Output all entries verbatim. Skip pictures.

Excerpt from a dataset
──────────────────────────────

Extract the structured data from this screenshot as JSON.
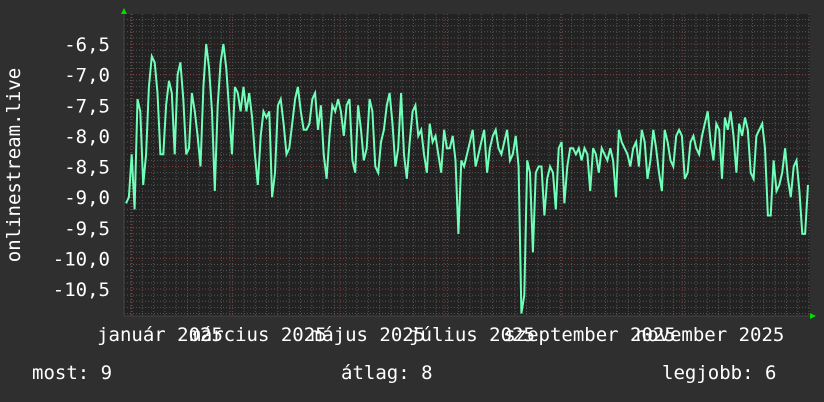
{
  "chart_data": {
    "type": "line",
    "ylabel": "onlinestream.live",
    "ylim": [
      -10.94,
      -6.01
    ],
    "yticks": [
      "-6,5",
      "-7,0",
      "-7,5",
      "-8,0",
      "-8,5",
      "-9,0",
      "-9,5",
      "-10,0",
      "-10,5"
    ],
    "ytick_values": [
      -6.5,
      -7.0,
      -7.5,
      -8.0,
      -8.5,
      -9.0,
      -9.5,
      -10.0,
      -10.5
    ],
    "xticks": [
      "január 2025",
      "március 2025",
      "május 2025",
      "július 2025",
      "szeptember 2025",
      "november 2025"
    ],
    "grid": true,
    "colors": {
      "background": "#2f2f2f",
      "plot": "#222222",
      "line": "#6fffb8",
      "grid_minor": "#555555",
      "grid_major": "#8a3a3a",
      "arrow": "#00dd00"
    },
    "series": [
      {
        "values": [
          -9.1,
          -9.0,
          -8.3,
          -9.2,
          -7.4,
          -7.6,
          -8.8,
          -8.3,
          -7.2,
          -6.7,
          -6.8,
          -7.3,
          -8.3,
          -8.3,
          -7.5,
          -7.1,
          -7.3,
          -8.3,
          -7.0,
          -6.8,
          -7.4,
          -8.3,
          -8.2,
          -7.3,
          -7.6,
          -8.0,
          -8.5,
          -7.2,
          -6.5,
          -6.9,
          -7.6,
          -8.9,
          -7.5,
          -6.8,
          -6.5,
          -6.9,
          -7.6,
          -8.3,
          -7.2,
          -7.3,
          -7.6,
          -7.2,
          -7.6,
          -7.3,
          -7.7,
          -8.3,
          -8.8,
          -8.0,
          -7.6,
          -7.7,
          -7.6,
          -9.0,
          -8.6,
          -7.5,
          -7.4,
          -7.8,
          -8.3,
          -8.2,
          -7.8,
          -7.4,
          -7.2,
          -7.6,
          -7.9,
          -7.9,
          -7.8,
          -7.4,
          -7.3,
          -7.9,
          -7.5,
          -8.3,
          -8.7,
          -8.0,
          -7.5,
          -7.6,
          -7.4,
          -7.6,
          -8.0,
          -7.5,
          -7.4,
          -8.4,
          -8.6,
          -7.5,
          -7.9,
          -8.4,
          -8.2,
          -7.4,
          -7.6,
          -8.5,
          -8.6,
          -8.1,
          -7.9,
          -7.5,
          -7.3,
          -7.8,
          -8.5,
          -8.2,
          -7.3,
          -8.3,
          -8.7,
          -8.1,
          -7.6,
          -7.5,
          -8.0,
          -7.9,
          -8.3,
          -8.6,
          -7.8,
          -8.1,
          -8.0,
          -8.3,
          -8.6,
          -7.9,
          -8.2,
          -8.2,
          -8.0,
          -8.4,
          -9.6,
          -8.4,
          -8.5,
          -8.3,
          -8.1,
          -7.9,
          -8.5,
          -8.3,
          -8.1,
          -7.9,
          -8.6,
          -8.2,
          -8.0,
          -7.9,
          -8.2,
          -8.3,
          -8.1,
          -7.9,
          -8.4,
          -8.3,
          -8.0,
          -8.5,
          -10.9,
          -10.6,
          -8.4,
          -8.6,
          -9.9,
          -8.6,
          -8.5,
          -8.5,
          -9.3,
          -8.7,
          -8.5,
          -8.6,
          -9.2,
          -8.2,
          -8.1,
          -9.1,
          -8.5,
          -8.2,
          -8.2,
          -8.3,
          -8.2,
          -8.4,
          -8.2,
          -8.3,
          -8.9,
          -8.2,
          -8.3,
          -8.6,
          -8.2,
          -8.3,
          -8.4,
          -8.2,
          -8.4,
          -9.0,
          -7.9,
          -8.1,
          -8.2,
          -8.3,
          -8.5,
          -8.2,
          -8.1,
          -8.5,
          -7.9,
          -8.1,
          -8.7,
          -8.4,
          -7.9,
          -8.2,
          -8.6,
          -8.9,
          -7.9,
          -8.1,
          -8.4,
          -8.5,
          -8.0,
          -7.9,
          -8.0,
          -8.7,
          -8.6,
          -8.1,
          -8.0,
          -8.2,
          -8.3,
          -8.0,
          -7.8,
          -7.6,
          -8.1,
          -8.4,
          -7.8,
          -7.9,
          -8.7,
          -7.7,
          -7.9,
          -7.6,
          -8.0,
          -8.6,
          -7.8,
          -8.0,
          -7.7,
          -7.9,
          -8.6,
          -8.7,
          -8.0,
          -7.9,
          -7.8,
          -8.2,
          -9.3,
          -9.3,
          -8.4,
          -8.9,
          -8.8,
          -8.6,
          -8.2,
          -8.7,
          -9.0,
          -8.5,
          -8.4,
          -8.9,
          -9.6,
          -9.6,
          -8.8
        ]
      }
    ]
  },
  "legend": {
    "current": "most: 9",
    "average": "átlag: 8",
    "best": "legjobb: 6"
  }
}
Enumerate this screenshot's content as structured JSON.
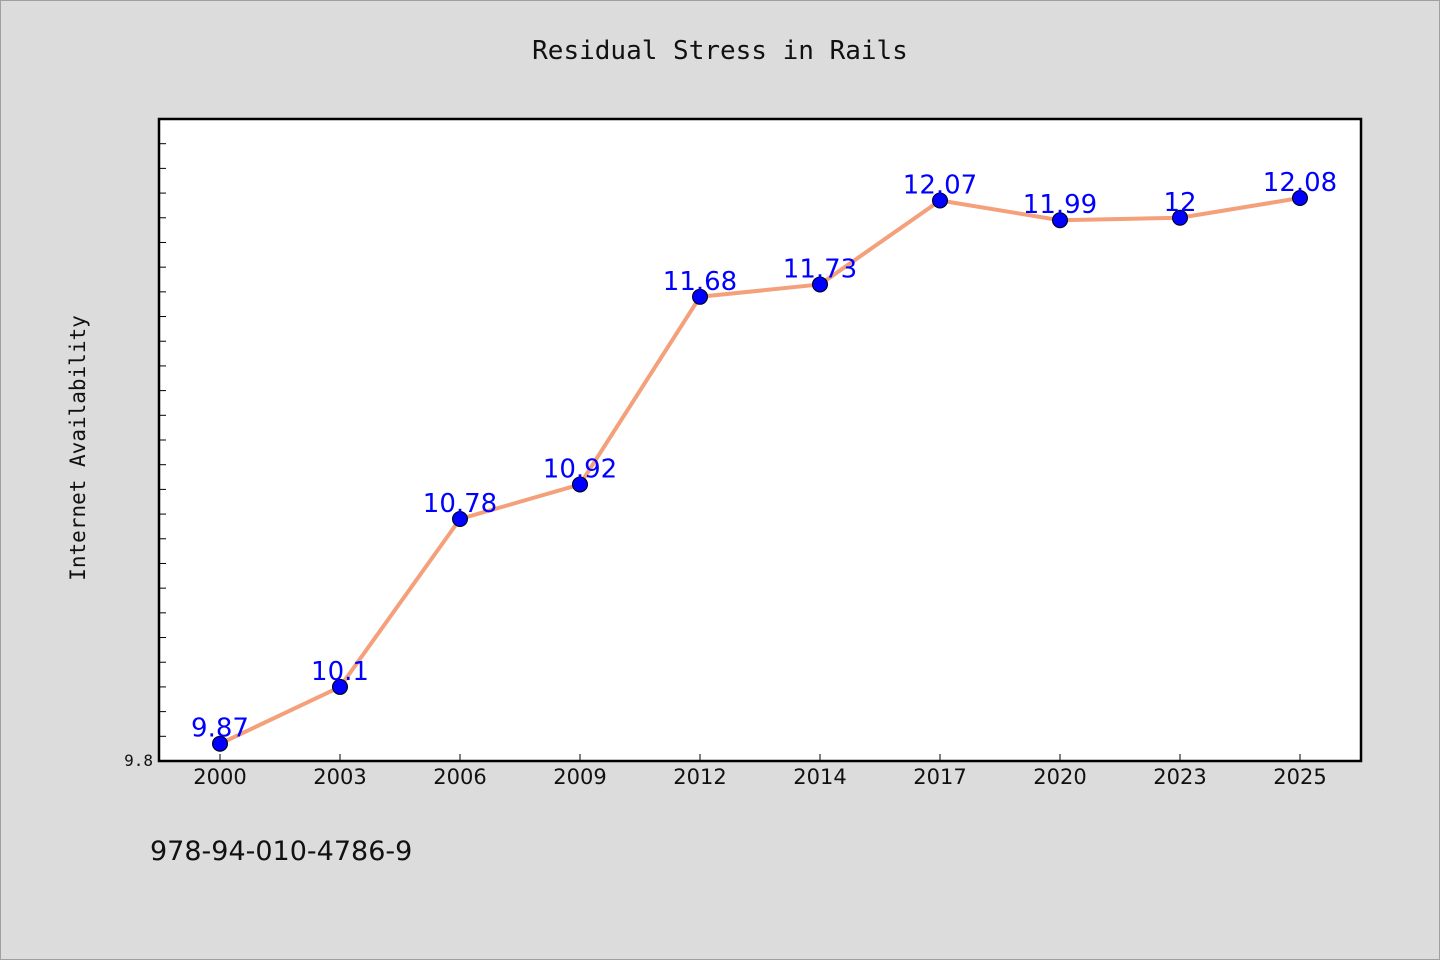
{
  "chart_data": {
    "type": "line",
    "title": "Residual Stress in Rails",
    "xlabel": "",
    "ylabel": "Internet Availability",
    "categories": [
      "2000",
      "2003",
      "2006",
      "2009",
      "2012",
      "2014",
      "2017",
      "2020",
      "2023",
      "2025"
    ],
    "series": [
      {
        "values": [
          9.87,
          10.1,
          10.78,
          10.92,
          11.68,
          11.73,
          12.07,
          11.99,
          12.0,
          12.08
        ],
        "labels": [
          "9.87",
          "10.1",
          "10.78",
          "10.92",
          "11.68",
          "11.73",
          "12.07",
          "11.99",
          "12",
          "12.08"
        ]
      }
    ],
    "ylim": [
      9.8,
      12.4
    ],
    "yticks_labeled": [
      "9.8"
    ],
    "grid": false,
    "line_color": "#f4a07a",
    "marker_color": "#0000ff",
    "label_color": "#0000ff"
  },
  "footer": {
    "code": "978-94-010-4786-9"
  }
}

──────────────────────────────

Solution for this exercise
Extract the structured data from this screenshot as JSON.
{
  "chart_data": {
    "type": "line",
    "ylabel": "onlinestream.live",
    "ylim": [
      -10.94,
      -6.01
    ],
    "yticks": [
      "-6,5",
      "-7,0",
      "-7,5",
      "-8,0",
      "-8,5",
      "-9,0",
      "-9,5",
      "-10,0",
      "-10,5"
    ],
    "ytick_values": [
      -6.5,
      -7.0,
      -7.5,
      -8.0,
      -8.5,
      -9.0,
      -9.5,
      -10.0,
      -10.5
    ],
    "xticks": [
      "január 2025",
      "március 2025",
      "május 2025",
      "július 2025",
      "szeptember 2025",
      "november 2025"
    ],
    "grid": true,
    "colors": {
      "background": "#2f2f2f",
      "plot": "#222222",
      "line": "#6fffb8",
      "grid_minor": "#555555",
      "grid_major": "#8a3a3a",
      "arrow": "#00dd00"
    },
    "series": [
      {
        "values": [
          -9.1,
          -9.0,
          -8.3,
          -9.2,
          -7.4,
          -7.6,
          -8.8,
          -8.3,
          -7.2,
          -6.7,
          -6.8,
          -7.3,
          -8.3,
          -8.3,
          -7.5,
          -7.1,
          -7.3,
          -8.3,
          -7.0,
          -6.8,
          -7.4,
          -8.3,
          -8.2,
          -7.3,
          -7.6,
          -8.0,
          -8.5,
          -7.2,
          -6.5,
          -6.9,
          -7.6,
          -8.9,
          -7.5,
          -6.8,
          -6.5,
          -6.9,
          -7.6,
          -8.3,
          -7.2,
          -7.3,
          -7.6,
          -7.2,
          -7.6,
          -7.3,
          -7.7,
          -8.3,
          -8.8,
          -8.0,
          -7.6,
          -7.7,
          -7.6,
          -9.0,
          -8.6,
          -7.5,
          -7.4,
          -7.8,
          -8.3,
          -8.2,
          -7.8,
          -7.4,
          -7.2,
          -7.6,
          -7.9,
          -7.9,
          -7.8,
          -7.4,
          -7.3,
          -7.9,
          -7.5,
          -8.3,
          -8.7,
          -8.0,
          -7.5,
          -7.6,
          -7.4,
          -7.6,
          -8.0,
          -7.5,
          -7.4,
          -8.4,
          -8.6,
          -7.5,
          -7.9,
          -8.4,
          -8.2,
          -7.4,
          -7.6,
          -8.5,
          -8.6,
          -8.1,
          -7.9,
          -7.5,
          -7.3,
          -7.8,
          -8.5,
          -8.2,
          -7.3,
          -8.3,
          -8.7,
          -8.1,
          -7.6,
          -7.5,
          -8.0,
          -7.9,
          -8.3,
          -8.6,
          -7.8,
          -8.1,
          -8.0,
          -8.3,
          -8.6,
          -7.9,
          -8.2,
          -8.2,
          -8.0,
          -8.4,
          -9.6,
          -8.4,
          -8.5,
          -8.3,
          -8.1,
          -7.9,
          -8.5,
          -8.3,
          -8.1,
          -7.9,
          -8.6,
          -8.2,
          -8.0,
          -7.9,
          -8.2,
          -8.3,
          -8.1,
          -7.9,
          -8.4,
          -8.3,
          -8.0,
          -8.5,
          -10.9,
          -10.6,
          -8.4,
          -8.6,
          -9.9,
          -8.6,
          -8.5,
          -8.5,
          -9.3,
          -8.7,
          -8.5,
          -8.6,
          -9.2,
          -8.2,
          -8.1,
          -9.1,
          -8.5,
          -8.2,
          -8.2,
          -8.3,
          -8.2,
          -8.4,
          -8.2,
          -8.3,
          -8.9,
          -8.2,
          -8.3,
          -8.6,
          -8.2,
          -8.3,
          -8.4,
          -8.2,
          -8.4,
          -9.0,
          -7.9,
          -8.1,
          -8.2,
          -8.3,
          -8.5,
          -8.2,
          -8.1,
          -8.5,
          -7.9,
          -8.1,
          -8.7,
          -8.4,
          -7.9,
          -8.2,
          -8.6,
          -8.9,
          -7.9,
          -8.1,
          -8.4,
          -8.5,
          -8.0,
          -7.9,
          -8.0,
          -8.7,
          -8.6,
          -8.1,
          -8.0,
          -8.2,
          -8.3,
          -8.0,
          -7.8,
          -7.6,
          -8.1,
          -8.4,
          -7.8,
          -7.9,
          -8.7,
          -7.7,
          -7.9,
          -7.6,
          -8.0,
          -8.6,
          -7.8,
          -8.0,
          -7.7,
          -7.9,
          -8.6,
          -8.7,
          -8.0,
          -7.9,
          -7.8,
          -8.2,
          -9.3,
          -9.3,
          -8.4,
          -8.9,
          -8.8,
          -8.6,
          -8.2,
          -8.7,
          -9.0,
          -8.5,
          -8.4,
          -8.9,
          -9.6,
          -9.6,
          -8.8
        ]
      }
    ]
  },
  "legend": {
    "current": "most: 9",
    "average": "átlag: 8",
    "best": "legjobb: 6"
  }
}
Enumerate this screenshot's content as structured JSON.
{
  "chart_data": {
    "type": "line",
    "title": "Residual Stress in Rails",
    "xlabel": "",
    "ylabel": "Internet Availability",
    "categories": [
      "2000",
      "2003",
      "2006",
      "2009",
      "2012",
      "2014",
      "2017",
      "2020",
      "2023",
      "2025"
    ],
    "series": [
      {
        "values": [
          9.87,
          10.1,
          10.78,
          10.92,
          11.68,
          11.73,
          12.07,
          11.99,
          12.0,
          12.08
        ],
        "labels": [
          "9.87",
          "10.1",
          "10.78",
          "10.92",
          "11.68",
          "11.73",
          "12.07",
          "11.99",
          "12",
          "12.08"
        ]
      }
    ],
    "ylim": [
      9.8,
      12.4
    ],
    "yticks_labeled": [
      "9.8"
    ],
    "grid": false,
    "line_color": "#f4a07a",
    "marker_color": "#0000ff",
    "label_color": "#0000ff"
  },
  "footer": {
    "code": "978-94-010-4786-9"
  }
}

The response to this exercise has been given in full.